▶ [Information provided]:
- - - - -
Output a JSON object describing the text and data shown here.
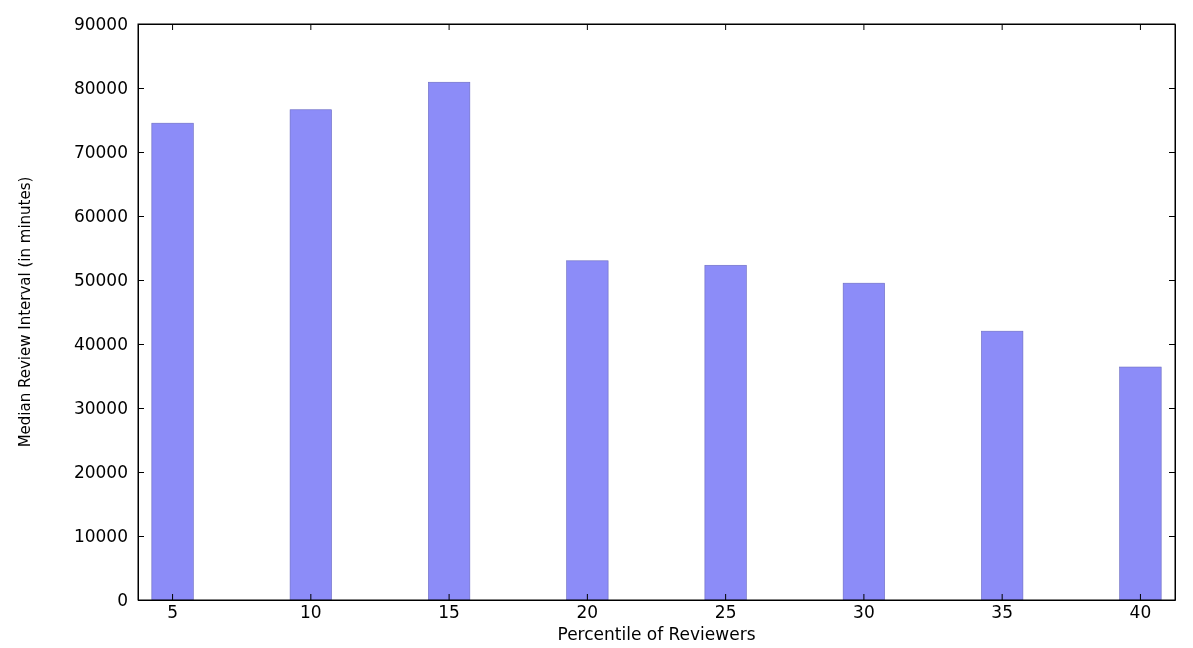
{
  "chart_data": {
    "type": "bar",
    "xlabel": "Percentile of Reviewers",
    "ylabel": "Median Review Interval (in minutes)",
    "categories": [
      "5",
      "10",
      "15",
      "20",
      "25",
      "30",
      "35",
      "40"
    ],
    "values": [
      74500,
      76600,
      80900,
      53000,
      52300,
      49500,
      42000,
      36400
    ],
    "color": "#8c8cf8",
    "ylim": [
      0,
      90000
    ],
    "yticks": [
      0,
      10000,
      20000,
      30000,
      40000,
      50000,
      60000,
      70000,
      80000,
      90000
    ],
    "grid": false
  }
}
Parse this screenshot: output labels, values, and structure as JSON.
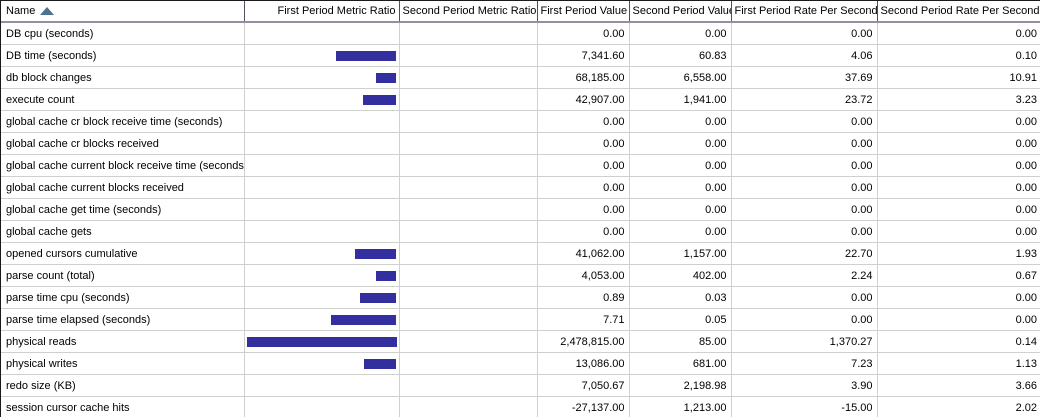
- - - - -
▶ [Written task]: Each entry should be repeated exactly as it appears; the pictures stay out.

▶ [Task output]:
Output a JSON object describing the text and data shown here.
{
  "chart_data": {
    "type": "bar",
    "xlabel": "Percentile of Reviewers",
    "ylabel": "Median Review Interval (in minutes)",
    "categories": [
      "5",
      "10",
      "15",
      "20",
      "25",
      "30",
      "35",
      "40"
    ],
    "values": [
      74500,
      76600,
      80900,
      53000,
      52300,
      49500,
      42000,
      36400
    ],
    "color": "#8c8cf8",
    "ylim": [
      0,
      90000
    ],
    "yticks": [
      0,
      10000,
      20000,
      30000,
      40000,
      50000,
      60000,
      70000,
      80000,
      90000
    ],
    "grid": false
  }
}
Parse this screenshot: output labels, values, and structure as JSON.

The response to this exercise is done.